Quote the listing in full, exactly as given, minus any pictures.
# SOURCE DATA start
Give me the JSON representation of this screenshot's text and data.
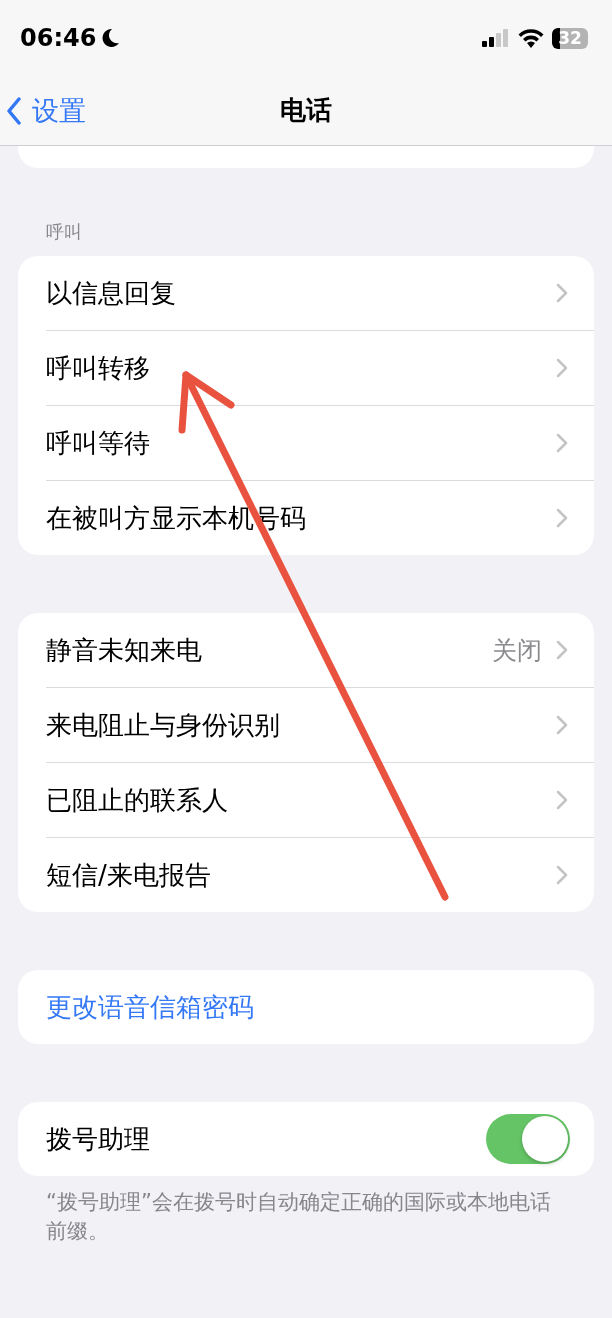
{
  "status_bar": {
    "time": "06:46",
    "focus_moon": true,
    "battery": "32"
  },
  "nav": {
    "back": "设置",
    "title": "电话"
  },
  "sections": [
    {
      "header": "呼叫",
      "rows": [
        {
          "kind": "link",
          "label": "以信息回复"
        },
        {
          "kind": "link",
          "label": "呼叫转移"
        },
        {
          "kind": "link",
          "label": "呼叫等待"
        },
        {
          "kind": "link",
          "label": "在被叫方显示本机号码"
        }
      ]
    },
    {
      "rows": [
        {
          "kind": "link",
          "label": "静音未知来电",
          "value": "关闭"
        },
        {
          "kind": "link",
          "label": "来电阻止与身份识别"
        },
        {
          "kind": "link",
          "label": "已阻止的联系人"
        },
        {
          "kind": "link",
          "label": "短信/来电报告"
        }
      ]
    },
    {
      "rows": [
        {
          "kind": "action",
          "label": "更改语音信箱密码"
        }
      ]
    },
    {
      "rows": [
        {
          "kind": "toggle",
          "label": "拨号助理",
          "on": true
        }
      ],
      "footer": "“拨号助理”会在拨号时自动确定正确的国际或本地电话前缀。"
    }
  ],
  "annotation": {
    "kind": "arrow"
  }
}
# SOURCE DATA end
* [ANSWER FOR THE TASK]
Give me the JSON representation of this screenshot's text and data.
{
  "status_bar": {
    "time": "06:46",
    "focus_moon": true,
    "battery": "32"
  },
  "nav": {
    "back": "设置",
    "title": "电话"
  },
  "sections": [
    {
      "header": "呼叫",
      "rows": [
        {
          "kind": "link",
          "label": "以信息回复"
        },
        {
          "kind": "link",
          "label": "呼叫转移"
        },
        {
          "kind": "link",
          "label": "呼叫等待"
        },
        {
          "kind": "link",
          "label": "在被叫方显示本机号码"
        }
      ]
    },
    {
      "rows": [
        {
          "kind": "link",
          "label": "静音未知来电",
          "value": "关闭"
        },
        {
          "kind": "link",
          "label": "来电阻止与身份识别"
        },
        {
          "kind": "link",
          "label": "已阻止的联系人"
        },
        {
          "kind": "link",
          "label": "短信/来电报告"
        }
      ]
    },
    {
      "rows": [
        {
          "kind": "action",
          "label": "更改语音信箱密码"
        }
      ]
    },
    {
      "rows": [
        {
          "kind": "toggle",
          "label": "拨号助理",
          "on": true
        }
      ],
      "footer": "“拨号助理”会在拨号时自动确定正确的国际或本地电话前缀。"
    }
  ],
  "annotation": {
    "kind": "arrow"
  }
}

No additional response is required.